Challenge
Convert everything from the start of the rows down to the line containing "power-region [241,259,343,287]" into a Markdown table with two columns, Line No. and Content, giving each line its number and skipping blank lines.

####################

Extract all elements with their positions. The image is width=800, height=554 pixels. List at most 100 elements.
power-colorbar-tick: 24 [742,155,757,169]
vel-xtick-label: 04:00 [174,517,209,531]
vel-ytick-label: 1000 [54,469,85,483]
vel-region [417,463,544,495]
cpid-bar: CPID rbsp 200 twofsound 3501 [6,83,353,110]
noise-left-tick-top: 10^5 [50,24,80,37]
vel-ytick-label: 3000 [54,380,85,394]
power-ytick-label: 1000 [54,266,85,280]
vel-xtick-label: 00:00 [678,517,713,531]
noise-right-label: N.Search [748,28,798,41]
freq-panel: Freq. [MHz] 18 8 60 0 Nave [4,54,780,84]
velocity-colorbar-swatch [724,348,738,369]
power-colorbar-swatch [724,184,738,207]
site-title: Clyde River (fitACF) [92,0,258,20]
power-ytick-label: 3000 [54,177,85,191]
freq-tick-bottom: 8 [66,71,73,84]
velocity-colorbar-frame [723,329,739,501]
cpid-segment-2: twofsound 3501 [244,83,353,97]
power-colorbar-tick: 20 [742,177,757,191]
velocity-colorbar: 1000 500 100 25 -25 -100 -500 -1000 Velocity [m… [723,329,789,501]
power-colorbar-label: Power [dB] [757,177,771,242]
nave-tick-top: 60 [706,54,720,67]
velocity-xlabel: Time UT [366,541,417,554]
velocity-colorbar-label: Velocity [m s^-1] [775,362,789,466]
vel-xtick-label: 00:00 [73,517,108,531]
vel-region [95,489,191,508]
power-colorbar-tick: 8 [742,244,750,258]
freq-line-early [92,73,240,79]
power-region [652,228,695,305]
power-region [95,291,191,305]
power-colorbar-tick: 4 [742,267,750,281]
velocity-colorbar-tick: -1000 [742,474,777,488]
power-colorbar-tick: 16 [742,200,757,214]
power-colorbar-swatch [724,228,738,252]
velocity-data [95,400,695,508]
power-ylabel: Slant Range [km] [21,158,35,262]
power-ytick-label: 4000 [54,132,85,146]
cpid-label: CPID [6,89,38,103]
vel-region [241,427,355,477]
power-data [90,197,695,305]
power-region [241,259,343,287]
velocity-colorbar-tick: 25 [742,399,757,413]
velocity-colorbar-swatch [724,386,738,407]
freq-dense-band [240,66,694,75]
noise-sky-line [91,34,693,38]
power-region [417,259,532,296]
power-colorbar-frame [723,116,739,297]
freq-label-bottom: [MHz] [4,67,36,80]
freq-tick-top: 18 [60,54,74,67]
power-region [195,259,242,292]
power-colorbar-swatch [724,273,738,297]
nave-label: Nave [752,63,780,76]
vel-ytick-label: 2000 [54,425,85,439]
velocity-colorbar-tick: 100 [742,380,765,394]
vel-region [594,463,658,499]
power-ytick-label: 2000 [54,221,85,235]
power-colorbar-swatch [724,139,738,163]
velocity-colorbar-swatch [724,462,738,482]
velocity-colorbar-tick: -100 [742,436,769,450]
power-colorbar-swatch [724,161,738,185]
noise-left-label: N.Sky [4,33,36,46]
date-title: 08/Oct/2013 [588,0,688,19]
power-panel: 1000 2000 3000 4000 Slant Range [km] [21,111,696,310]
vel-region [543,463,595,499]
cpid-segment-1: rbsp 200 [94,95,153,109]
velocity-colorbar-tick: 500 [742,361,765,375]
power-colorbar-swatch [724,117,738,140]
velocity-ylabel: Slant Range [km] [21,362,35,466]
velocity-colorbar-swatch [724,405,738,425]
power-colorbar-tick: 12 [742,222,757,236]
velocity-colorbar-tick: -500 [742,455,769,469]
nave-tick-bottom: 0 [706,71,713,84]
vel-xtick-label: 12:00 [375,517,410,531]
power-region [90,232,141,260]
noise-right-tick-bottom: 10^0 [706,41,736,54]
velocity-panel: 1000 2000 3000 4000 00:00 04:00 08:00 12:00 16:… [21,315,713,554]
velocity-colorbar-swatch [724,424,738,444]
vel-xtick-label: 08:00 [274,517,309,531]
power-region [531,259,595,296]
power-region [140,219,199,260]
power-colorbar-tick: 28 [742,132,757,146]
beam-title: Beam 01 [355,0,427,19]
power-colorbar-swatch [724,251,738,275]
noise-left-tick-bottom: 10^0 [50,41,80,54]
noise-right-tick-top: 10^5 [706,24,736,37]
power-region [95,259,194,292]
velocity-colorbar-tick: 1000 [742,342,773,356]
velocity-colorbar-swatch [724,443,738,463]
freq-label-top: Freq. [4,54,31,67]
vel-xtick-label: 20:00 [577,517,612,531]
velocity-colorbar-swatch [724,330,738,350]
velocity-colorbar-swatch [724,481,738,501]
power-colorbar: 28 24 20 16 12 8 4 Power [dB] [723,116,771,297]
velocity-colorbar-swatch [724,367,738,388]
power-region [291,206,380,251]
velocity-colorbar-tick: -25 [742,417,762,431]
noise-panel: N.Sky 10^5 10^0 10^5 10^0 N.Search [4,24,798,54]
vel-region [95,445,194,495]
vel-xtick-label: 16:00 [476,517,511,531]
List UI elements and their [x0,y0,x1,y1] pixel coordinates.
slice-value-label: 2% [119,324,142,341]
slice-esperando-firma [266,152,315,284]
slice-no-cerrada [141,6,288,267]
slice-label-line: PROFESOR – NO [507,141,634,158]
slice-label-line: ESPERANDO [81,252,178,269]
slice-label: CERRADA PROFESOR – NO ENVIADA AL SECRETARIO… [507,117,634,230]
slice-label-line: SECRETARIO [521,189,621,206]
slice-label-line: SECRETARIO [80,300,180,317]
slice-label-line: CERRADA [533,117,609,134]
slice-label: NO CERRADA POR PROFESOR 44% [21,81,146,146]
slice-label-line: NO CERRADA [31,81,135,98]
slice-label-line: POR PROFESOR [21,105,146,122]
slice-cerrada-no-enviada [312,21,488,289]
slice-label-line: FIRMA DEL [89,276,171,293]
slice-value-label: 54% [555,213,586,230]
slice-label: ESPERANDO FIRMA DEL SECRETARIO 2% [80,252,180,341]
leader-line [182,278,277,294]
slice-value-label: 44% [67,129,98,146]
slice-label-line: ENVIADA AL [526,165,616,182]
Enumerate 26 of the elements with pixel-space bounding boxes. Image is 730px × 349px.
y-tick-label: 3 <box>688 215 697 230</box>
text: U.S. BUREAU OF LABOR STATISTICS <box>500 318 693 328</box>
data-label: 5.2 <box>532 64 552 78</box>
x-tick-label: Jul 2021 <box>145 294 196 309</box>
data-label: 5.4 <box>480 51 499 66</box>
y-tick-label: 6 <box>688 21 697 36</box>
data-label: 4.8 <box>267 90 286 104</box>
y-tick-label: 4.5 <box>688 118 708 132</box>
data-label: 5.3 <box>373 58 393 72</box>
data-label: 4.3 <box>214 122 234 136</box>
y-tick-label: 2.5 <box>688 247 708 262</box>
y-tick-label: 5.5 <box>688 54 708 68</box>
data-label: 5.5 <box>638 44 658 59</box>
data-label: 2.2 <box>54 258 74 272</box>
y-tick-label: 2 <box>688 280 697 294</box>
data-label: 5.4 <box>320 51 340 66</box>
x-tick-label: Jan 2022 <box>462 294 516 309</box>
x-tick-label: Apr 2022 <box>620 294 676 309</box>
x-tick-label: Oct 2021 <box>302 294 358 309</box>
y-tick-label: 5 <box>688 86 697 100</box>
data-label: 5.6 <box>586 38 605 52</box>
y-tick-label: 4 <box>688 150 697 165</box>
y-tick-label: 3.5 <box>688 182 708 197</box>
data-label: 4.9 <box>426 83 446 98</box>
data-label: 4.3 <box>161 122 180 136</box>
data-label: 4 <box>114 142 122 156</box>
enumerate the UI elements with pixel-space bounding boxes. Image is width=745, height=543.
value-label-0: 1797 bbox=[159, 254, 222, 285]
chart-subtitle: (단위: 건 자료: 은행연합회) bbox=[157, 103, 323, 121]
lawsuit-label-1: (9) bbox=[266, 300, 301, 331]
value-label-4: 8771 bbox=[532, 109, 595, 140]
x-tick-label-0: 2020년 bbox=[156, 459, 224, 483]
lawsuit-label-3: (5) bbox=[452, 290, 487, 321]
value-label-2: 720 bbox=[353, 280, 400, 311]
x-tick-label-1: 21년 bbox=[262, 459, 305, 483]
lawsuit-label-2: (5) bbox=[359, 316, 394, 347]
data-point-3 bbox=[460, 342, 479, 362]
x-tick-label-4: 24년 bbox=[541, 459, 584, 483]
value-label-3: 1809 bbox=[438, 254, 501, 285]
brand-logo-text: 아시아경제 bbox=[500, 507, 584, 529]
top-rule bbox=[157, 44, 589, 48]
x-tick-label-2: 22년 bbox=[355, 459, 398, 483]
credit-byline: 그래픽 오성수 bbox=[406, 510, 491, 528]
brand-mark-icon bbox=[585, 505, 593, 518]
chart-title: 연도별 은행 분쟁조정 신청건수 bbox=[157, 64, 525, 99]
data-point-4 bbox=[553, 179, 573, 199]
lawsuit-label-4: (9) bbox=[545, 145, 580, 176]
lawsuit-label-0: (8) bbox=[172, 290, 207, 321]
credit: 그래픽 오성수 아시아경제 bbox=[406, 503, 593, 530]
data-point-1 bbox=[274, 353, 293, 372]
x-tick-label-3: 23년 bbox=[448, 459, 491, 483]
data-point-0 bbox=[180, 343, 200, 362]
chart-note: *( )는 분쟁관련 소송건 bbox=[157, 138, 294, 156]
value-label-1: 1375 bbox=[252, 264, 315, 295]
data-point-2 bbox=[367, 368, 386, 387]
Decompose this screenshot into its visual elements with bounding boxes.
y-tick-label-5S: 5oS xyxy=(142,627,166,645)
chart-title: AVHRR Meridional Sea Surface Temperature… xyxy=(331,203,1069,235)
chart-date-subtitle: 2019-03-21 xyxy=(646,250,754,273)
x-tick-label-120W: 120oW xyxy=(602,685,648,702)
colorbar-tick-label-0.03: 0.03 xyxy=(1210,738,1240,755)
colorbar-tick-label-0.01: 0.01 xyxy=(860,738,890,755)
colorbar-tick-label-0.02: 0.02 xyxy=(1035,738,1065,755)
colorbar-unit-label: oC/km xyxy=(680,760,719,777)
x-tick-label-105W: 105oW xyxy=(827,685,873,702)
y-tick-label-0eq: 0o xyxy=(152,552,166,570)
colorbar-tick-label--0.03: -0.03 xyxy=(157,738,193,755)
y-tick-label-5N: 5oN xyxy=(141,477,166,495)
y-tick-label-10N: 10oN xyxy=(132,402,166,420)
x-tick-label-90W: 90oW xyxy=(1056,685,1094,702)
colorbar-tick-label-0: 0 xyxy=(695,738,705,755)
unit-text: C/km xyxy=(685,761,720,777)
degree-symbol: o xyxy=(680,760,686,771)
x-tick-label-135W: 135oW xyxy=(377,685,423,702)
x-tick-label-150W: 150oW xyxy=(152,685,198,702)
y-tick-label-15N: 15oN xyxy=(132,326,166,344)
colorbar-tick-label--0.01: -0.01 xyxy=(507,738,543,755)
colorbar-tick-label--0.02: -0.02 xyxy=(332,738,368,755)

####################

Task output
| Line No. | Content |
|---|---|
| 1 | Extract all elements with their positions. The image is width=800, height=554 pixels. List at most 100 elements. |
| 2 | power-colorbar-tick: 24 [742,155,757,169] |
| 3 | vel-xtick-label: 04:00 [174,517,209,531] |
| 4 | vel-ytick-label: 1000 [54,469,85,483] |
| 5 | vel-region [417,463,544,495] |
| 6 | cpid-bar: CPID rbsp 200 twofsound 3501 [6,83,353,110] |
| 7 | noise-left-tick-top: 10^5 [50,24,80,37] |
| 8 | vel-ytick-label: 3000 [54,380,85,394] |
| 9 | power-ytick-label: 1000 [54,266,85,280] |
| 10 | vel-xtick-label: 00:00 [678,517,713,531] |
| 11 | noise-right-label: N.Search [748,28,798,41] |
| 12 | freq-panel: Freq. [MHz] 18 8 60 0 Nave [4,54,780,84] |
| 13 | velocity-colorbar-swatch [724,348,738,369] |
| 14 | power-colorbar-swatch [724,184,738,207] |
| 15 | site-title: Clyde River (fitACF) [92,0,258,20] |
| 16 | power-ytick-label: 3000 [54,177,85,191] |
| 17 | freq-tick-bottom: 8 [66,71,73,84] |
| 18 | velocity-colorbar-frame [723,329,739,501] |
| 19 | cpid-segment-2: twofsound 3501 [244,83,353,97] |
| 20 | power-colorbar-tick: 20 [742,177,757,191] |
| 21 | velocity-colorbar: 1000 500 100 25 -25 -100 -500 -1000 Velocity [m… [723,329,789,501] |
| 22 | power-colorbar-label: Power [dB] [757,177,771,242] |
| 23 | nave-tick-top: 60 [706,54,720,67] |
| 24 | velocity-xlabel: Time UT [366,541,417,554] |
| 25 | velocity-colorbar-label: Velocity [m s^-1] [775,362,789,466] |
| 26 | vel-xtick-label: 00:00 [73,517,108,531] |
| 27 | vel-region [95,489,191,508] |
| 28 | power-colorbar-tick: 8 [742,244,750,258] |
| 29 | freq-line-early [92,73,240,79] |
| 30 | power-region [652,228,695,305] |
| 31 | power-region [95,291,191,305] |
| 32 | power-colorbar-tick: 4 [742,267,750,281] |
| 33 | velocity-colorbar-tick: -1000 [742,474,777,488] |
| 34 | power-colorbar-tick: 16 [742,200,757,214] |
| 35 | power-colorbar-swatch [724,228,738,252] |
| 36 | velocity-data [95,400,695,508] |
| 37 | power-ylabel: Slant Range [km] [21,158,35,262] |
| 38 | power-ytick-label: 4000 [54,132,85,146] |
| 39 | cpid-label: CPID [6,89,38,103] |
| 40 | vel-region [241,427,355,477] |
| 41 | power-data [90,197,695,305] |
| 42 | power-region [241,259,343,287] |